** Start of PROVIDED DATA **

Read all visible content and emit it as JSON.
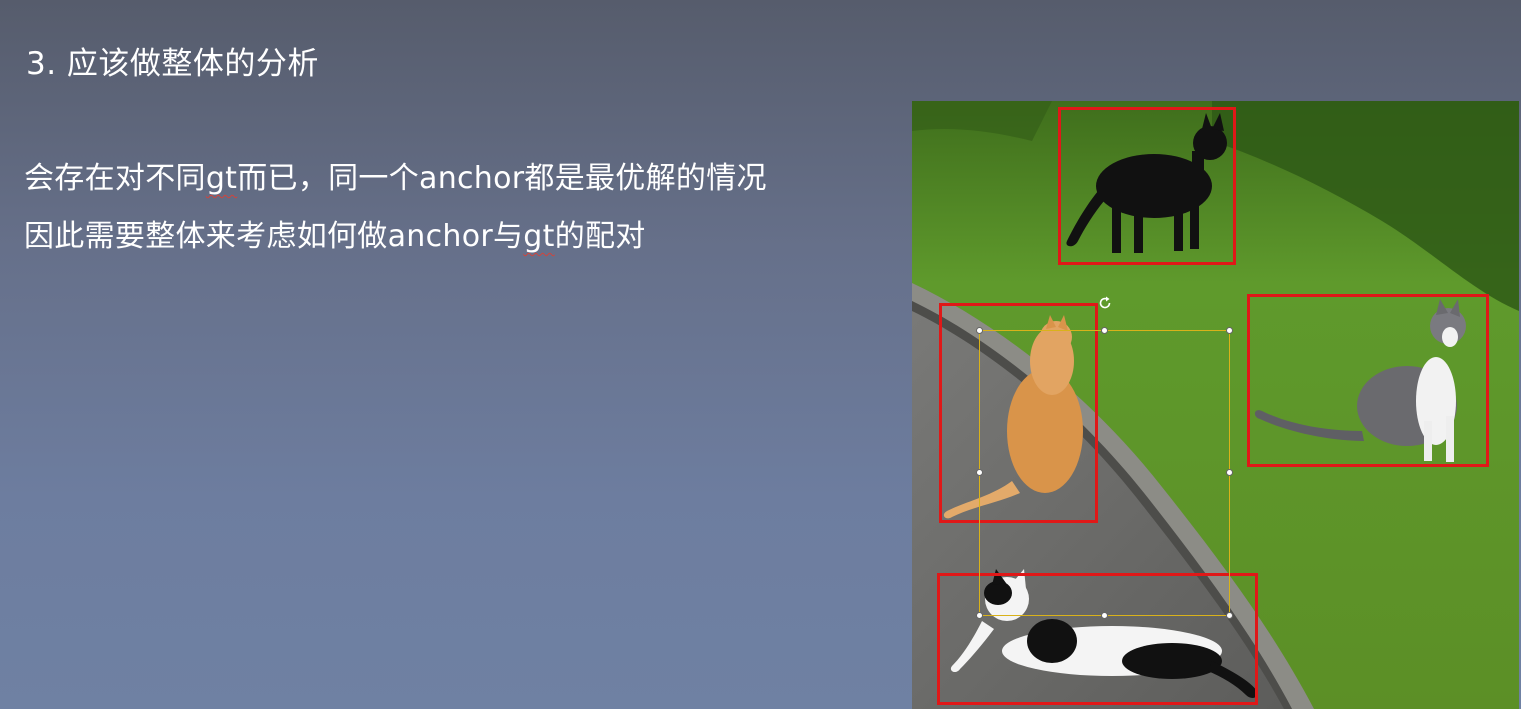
{
  "slide": {
    "title": "3. 应该做整体的分析",
    "line1_a": "会存在对不同",
    "line1_gt": "gt",
    "line1_b": "而已，同一个anchor都是最优解的情况",
    "line2_a": "因此需要整体来考虑如何做anchor与",
    "line2_gt": "gt",
    "line2_b": "的配对"
  },
  "image": {
    "subject": "cats-on-path-with-detection-boxes",
    "box_color": "#e01818",
    "selection_color": "#d9b21a",
    "icons": [
      "rotate-handle-icon"
    ]
  }
}
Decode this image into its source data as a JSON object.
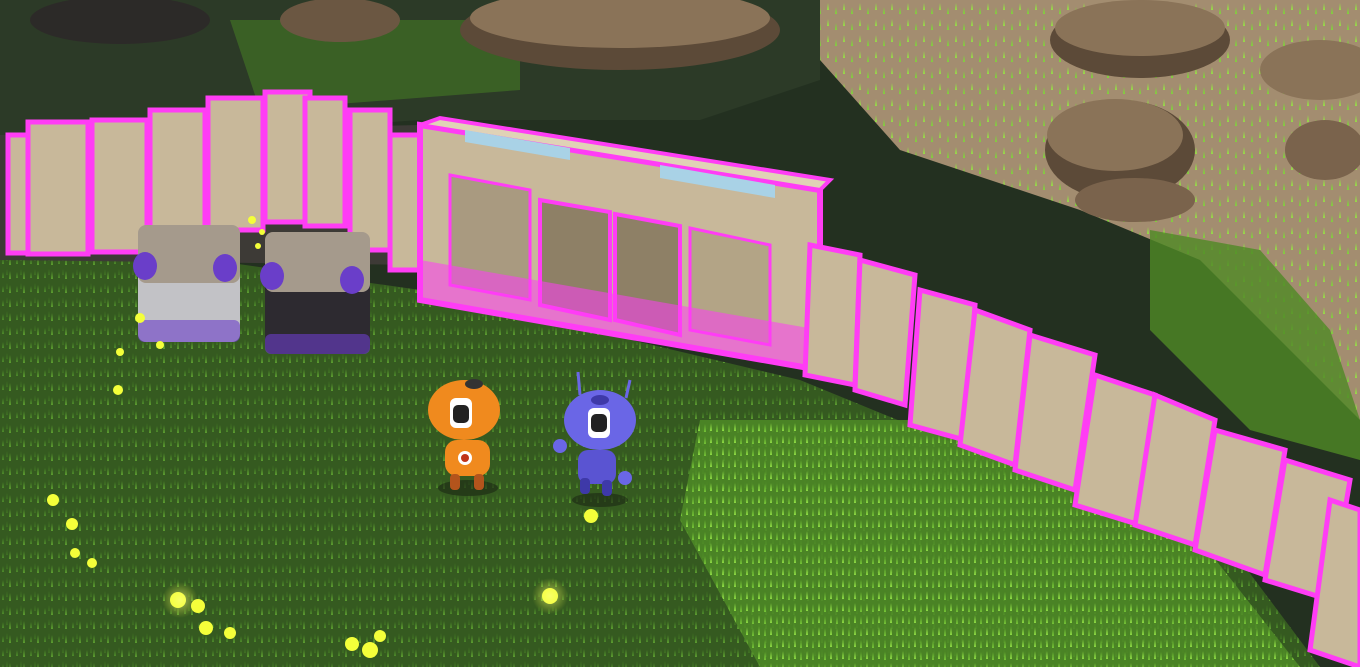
{
  "scene": {
    "description_name": "isometric-garden-scene",
    "colors": {
      "grass_dark": "#2f4a1f",
      "grass_mid": "#3f6a25",
      "grass_light": "#7fd43a",
      "ground_shadow": "#2a3527",
      "dirt": "#a38d70",
      "rock": "#8a7358",
      "rock_dark": "#5c4a38",
      "fence_panel": "#c8b89a",
      "fence_trim": "#ff3df5",
      "gate_glass": "#a9d2e6",
      "crate_body": "#c2c2c6",
      "crate_lid": "#a59a8c",
      "crate_cap": "#6a3ec9",
      "orange_robot": "#f08a1e",
      "blue_robot": "#6a66e6",
      "firefly": "#f4ff3a"
    },
    "characters": [
      {
        "name": "orange-robot",
        "role": "player-companion"
      },
      {
        "name": "blue-robot",
        "role": "player"
      }
    ],
    "props": [
      "fence",
      "gate",
      "crate-left",
      "crate-right",
      "rocks",
      "fireflies"
    ]
  }
}
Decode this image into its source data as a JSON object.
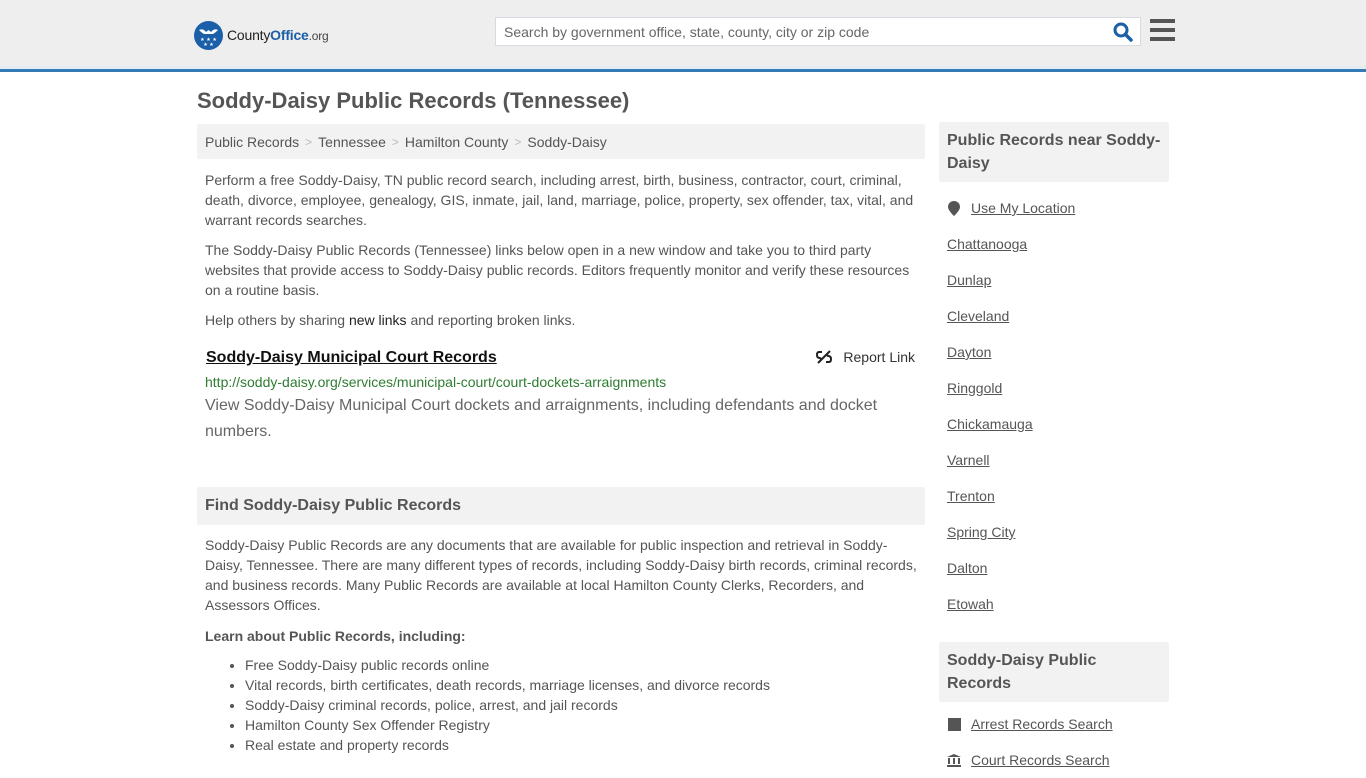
{
  "header": {
    "logo": {
      "name_part1": "County",
      "name_part2": "Office",
      "tld": ".org"
    },
    "search": {
      "placeholder": "Search by government office, state, county, city or zip code",
      "value": ""
    },
    "search_icon": "search-icon",
    "menu_icon": "hamburger-menu-icon"
  },
  "page": {
    "title": "Soddy-Daisy Public Records (Tennessee)",
    "breadcrumb": [
      "Public Records",
      "Tennessee",
      "Hamilton County",
      "Soddy-Daisy"
    ],
    "intro": [
      "Perform a free Soddy-Daisy, TN public record search, including arrest, birth, business, contractor, court, criminal, death, divorce, employee, genealogy, GIS, inmate, jail, land, marriage, police, property, sex offender, tax, vital, and warrant records searches.",
      "The Soddy-Daisy Public Records (Tennessee) links below open in a new window and take you to third party websites that provide access to Soddy-Daisy public records. Editors frequently monitor and verify these resources on a routine basis."
    ],
    "help": {
      "before": "Help others by sharing ",
      "link": "new links",
      "after": " and reporting broken links."
    },
    "listing": {
      "title": "Soddy-Daisy Municipal Court Records",
      "report_label": "Report Link",
      "url": "http://soddy-daisy.org/services/municipal-court/court-dockets-arraignments",
      "description": "View Soddy-Daisy Municipal Court dockets and arraignments, including defendants and docket numbers."
    },
    "find_section": {
      "heading": "Find Soddy-Daisy Public Records",
      "body": "Soddy-Daisy Public Records are any documents that are available for public inspection and retrieval in Soddy-Daisy, Tennessee. There are many different types of records, including Soddy-Daisy birth records, criminal records, and business records. Many Public Records are available at local Hamilton County Clerks, Recorders, and Assessors Offices.",
      "subheading": "Learn about Public Records, including:",
      "bullets": [
        "Free Soddy-Daisy public records online",
        "Vital records, birth certificates, death records, marriage licenses, and divorce records",
        "Soddy-Daisy criminal records, police, arrest, and jail records",
        "Hamilton County Sex Offender Registry",
        "Real estate and property records"
      ]
    }
  },
  "sidebar": {
    "nearby": {
      "heading": "Public Records near Soddy-Daisy",
      "use_location": "Use My Location",
      "cities": [
        "Chattanooga",
        "Dunlap",
        "Cleveland",
        "Dayton",
        "Ringgold",
        "Chickamauga",
        "Varnell",
        "Trenton",
        "Spring City",
        "Dalton",
        "Etowah"
      ]
    },
    "records": {
      "heading": "Soddy-Daisy Public Records",
      "items": [
        {
          "label": "Arrest Records Search",
          "icon": "square-icon"
        },
        {
          "label": "Court Records Search",
          "icon": "courthouse-icon"
        }
      ]
    }
  },
  "colors": {
    "brand": "#1b5fa8",
    "accent_border": "#337ab7",
    "url_green": "#2e7d32"
  }
}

** End of PROVIDED DATA **

-- PROBLEM DETAILS --
Copy the material shown above in full and exactly. Skip the pictures.

-- SOLUTION --
Read all visible content and emit it as JSON.
{
  "slide": {
    "title": "3. 应该做整体的分析",
    "line1_a": "会存在对不同",
    "line1_gt": "gt",
    "line1_b": "而已，同一个anchor都是最优解的情况",
    "line2_a": "因此需要整体来考虑如何做anchor与",
    "line2_gt": "gt",
    "line2_b": "的配对"
  },
  "image": {
    "subject": "cats-on-path-with-detection-boxes",
    "box_color": "#e01818",
    "selection_color": "#d9b21a",
    "icons": [
      "rotate-handle-icon"
    ]
  }
}
Decode this image into its source data as a JSON object.
{
  "scene": {
    "description_name": "isometric-garden-scene",
    "colors": {
      "grass_dark": "#2f4a1f",
      "grass_mid": "#3f6a25",
      "grass_light": "#7fd43a",
      "ground_shadow": "#2a3527",
      "dirt": "#a38d70",
      "rock": "#8a7358",
      "rock_dark": "#5c4a38",
      "fence_panel": "#c8b89a",
      "fence_trim": "#ff3df5",
      "gate_glass": "#a9d2e6",
      "crate_body": "#c2c2c6",
      "crate_lid": "#a59a8c",
      "crate_cap": "#6a3ec9",
      "orange_robot": "#f08a1e",
      "blue_robot": "#6a66e6",
      "firefly": "#f4ff3a"
    },
    "characters": [
      {
        "name": "orange-robot",
        "role": "player-companion"
      },
      {
        "name": "blue-robot",
        "role": "player"
      }
    ],
    "props": [
      "fence",
      "gate",
      "crate-left",
      "crate-right",
      "rocks",
      "fireflies"
    ]
  }
}
Decode this image into its source data as a JSON object.
{
  "header": {
    "logo": {
      "name_part1": "County",
      "name_part2": "Office",
      "tld": ".org"
    },
    "search": {
      "placeholder": "Search by government office, state, county, city or zip code",
      "value": ""
    },
    "search_icon": "search-icon",
    "menu_icon": "hamburger-menu-icon"
  },
  "page": {
    "title": "Soddy-Daisy Public Records (Tennessee)",
    "breadcrumb": [
      "Public Records",
      "Tennessee",
      "Hamilton County",
      "Soddy-Daisy"
    ],
    "intro": [
      "Perform a free Soddy-Daisy, TN public record search, including arrest, birth, business, contractor, court, criminal, death, divorce, employee, genealogy, GIS, inmate, jail, land, marriage, police, property, sex offender, tax, vital, and warrant records searches.",
      "The Soddy-Daisy Public Records (Tennessee) links below open in a new window and take you to third party websites that provide access to Soddy-Daisy public records. Editors frequently monitor and verify these resources on a routine basis."
    ],
    "help": {
      "before": "Help others by sharing ",
      "link": "new links",
      "after": " and reporting broken links."
    },
    "listing": {
      "title": "Soddy-Daisy Municipal Court Records",
      "report_label": "Report Link",
      "url": "http://soddy-daisy.org/services/municipal-court/court-dockets-arraignments",
      "description": "View Soddy-Daisy Municipal Court dockets and arraignments, including defendants and docket numbers."
    },
    "find_section": {
      "heading": "Find Soddy-Daisy Public Records",
      "body": "Soddy-Daisy Public Records are any documents that are available for public inspection and retrieval in Soddy-Daisy, Tennessee. There are many different types of records, including Soddy-Daisy birth records, criminal records, and business records. Many Public Records are available at local Hamilton County Clerks, Recorders, and Assessors Offices.",
      "subheading": "Learn about Public Records, including:",
      "bullets": [
        "Free Soddy-Daisy public records online",
        "Vital records, birth certificates, death records, marriage licenses, and divorce records",
        "Soddy-Daisy criminal records, police, arrest, and jail records",
        "Hamilton County Sex Offender Registry",
        "Real estate and property records"
      ]
    }
  },
  "sidebar": {
    "nearby": {
      "heading": "Public Records near Soddy-Daisy",
      "use_location": "Use My Location",
      "cities": [
        "Chattanooga",
        "Dunlap",
        "Cleveland",
        "Dayton",
        "Ringgold",
        "Chickamauga",
        "Varnell",
        "Trenton",
        "Spring City",
        "Dalton",
        "Etowah"
      ]
    },
    "records": {
      "heading": "Soddy-Daisy Public Records",
      "items": [
        {
          "label": "Arrest Records Search",
          "icon": "square-icon"
        },
        {
          "label": "Court Records Search",
          "icon": "courthouse-icon"
        }
      ]
    }
  },
  "colors": {
    "brand": "#1b5fa8",
    "accent_border": "#337ab7",
    "url_green": "#2e7d32"
  }
}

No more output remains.